→ **Task to carry out**: Pick every line from the data that holds the word "color".

→ **Source data**:
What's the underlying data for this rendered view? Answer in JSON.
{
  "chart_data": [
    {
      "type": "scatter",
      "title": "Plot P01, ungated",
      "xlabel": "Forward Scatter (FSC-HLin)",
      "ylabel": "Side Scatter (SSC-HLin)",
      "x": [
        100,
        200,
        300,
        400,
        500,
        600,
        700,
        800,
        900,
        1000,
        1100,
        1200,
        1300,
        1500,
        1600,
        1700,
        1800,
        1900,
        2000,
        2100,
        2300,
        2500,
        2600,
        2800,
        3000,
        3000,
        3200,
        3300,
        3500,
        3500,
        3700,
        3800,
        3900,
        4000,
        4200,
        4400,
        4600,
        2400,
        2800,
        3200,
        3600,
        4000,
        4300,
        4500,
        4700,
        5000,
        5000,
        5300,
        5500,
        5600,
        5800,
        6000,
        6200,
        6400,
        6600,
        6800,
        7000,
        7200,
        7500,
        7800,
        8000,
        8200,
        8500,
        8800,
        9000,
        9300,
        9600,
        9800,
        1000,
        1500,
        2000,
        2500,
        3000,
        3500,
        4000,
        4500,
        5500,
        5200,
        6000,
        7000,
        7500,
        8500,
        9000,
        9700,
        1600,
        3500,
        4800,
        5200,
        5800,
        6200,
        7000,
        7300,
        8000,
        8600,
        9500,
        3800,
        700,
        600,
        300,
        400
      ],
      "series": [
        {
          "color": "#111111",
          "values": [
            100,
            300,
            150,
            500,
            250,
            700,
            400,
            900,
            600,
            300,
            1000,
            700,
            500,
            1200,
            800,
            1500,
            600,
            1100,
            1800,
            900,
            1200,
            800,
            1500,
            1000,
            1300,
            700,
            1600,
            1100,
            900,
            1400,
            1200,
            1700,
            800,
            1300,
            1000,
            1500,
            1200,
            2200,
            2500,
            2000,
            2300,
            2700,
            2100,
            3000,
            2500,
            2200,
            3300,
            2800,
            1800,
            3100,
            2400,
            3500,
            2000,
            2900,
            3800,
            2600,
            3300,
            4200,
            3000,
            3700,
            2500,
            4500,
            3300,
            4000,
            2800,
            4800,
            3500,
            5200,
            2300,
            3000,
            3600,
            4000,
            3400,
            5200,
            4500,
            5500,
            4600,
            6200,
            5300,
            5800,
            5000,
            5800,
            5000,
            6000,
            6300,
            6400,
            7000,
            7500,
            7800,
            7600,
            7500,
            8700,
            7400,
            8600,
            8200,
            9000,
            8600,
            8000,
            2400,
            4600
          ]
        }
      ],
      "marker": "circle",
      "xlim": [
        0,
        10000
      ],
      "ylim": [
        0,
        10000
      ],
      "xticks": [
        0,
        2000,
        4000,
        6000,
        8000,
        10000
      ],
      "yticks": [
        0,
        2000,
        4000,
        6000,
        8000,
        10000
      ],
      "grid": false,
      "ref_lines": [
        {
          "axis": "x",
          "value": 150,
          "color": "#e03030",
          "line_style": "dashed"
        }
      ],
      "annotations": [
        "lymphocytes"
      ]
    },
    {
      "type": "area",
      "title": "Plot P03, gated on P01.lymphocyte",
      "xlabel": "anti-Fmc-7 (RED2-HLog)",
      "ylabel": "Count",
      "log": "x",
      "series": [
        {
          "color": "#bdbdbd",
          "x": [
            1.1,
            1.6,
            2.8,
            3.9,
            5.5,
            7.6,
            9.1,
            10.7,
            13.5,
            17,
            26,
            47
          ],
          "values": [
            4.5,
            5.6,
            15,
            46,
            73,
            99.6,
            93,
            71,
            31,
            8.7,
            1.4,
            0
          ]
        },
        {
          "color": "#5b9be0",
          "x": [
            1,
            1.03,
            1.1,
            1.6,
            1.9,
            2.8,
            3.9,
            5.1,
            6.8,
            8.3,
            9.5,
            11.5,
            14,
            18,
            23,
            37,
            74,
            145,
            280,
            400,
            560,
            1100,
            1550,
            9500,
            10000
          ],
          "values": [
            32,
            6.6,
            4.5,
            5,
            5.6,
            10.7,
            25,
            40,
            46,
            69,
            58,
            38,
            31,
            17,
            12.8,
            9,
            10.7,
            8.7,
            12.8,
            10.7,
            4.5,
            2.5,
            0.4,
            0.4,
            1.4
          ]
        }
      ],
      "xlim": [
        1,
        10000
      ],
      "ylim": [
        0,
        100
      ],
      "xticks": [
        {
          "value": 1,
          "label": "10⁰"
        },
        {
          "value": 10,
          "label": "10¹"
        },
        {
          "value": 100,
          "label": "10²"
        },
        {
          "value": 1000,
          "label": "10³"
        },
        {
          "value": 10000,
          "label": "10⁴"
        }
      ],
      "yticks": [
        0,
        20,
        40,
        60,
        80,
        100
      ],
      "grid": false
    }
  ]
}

→ **Correct result**:
          "color": "#111111",
          "color": "#e03030",
          "color": "#bdbdbd",
          "color": "#5b9be0",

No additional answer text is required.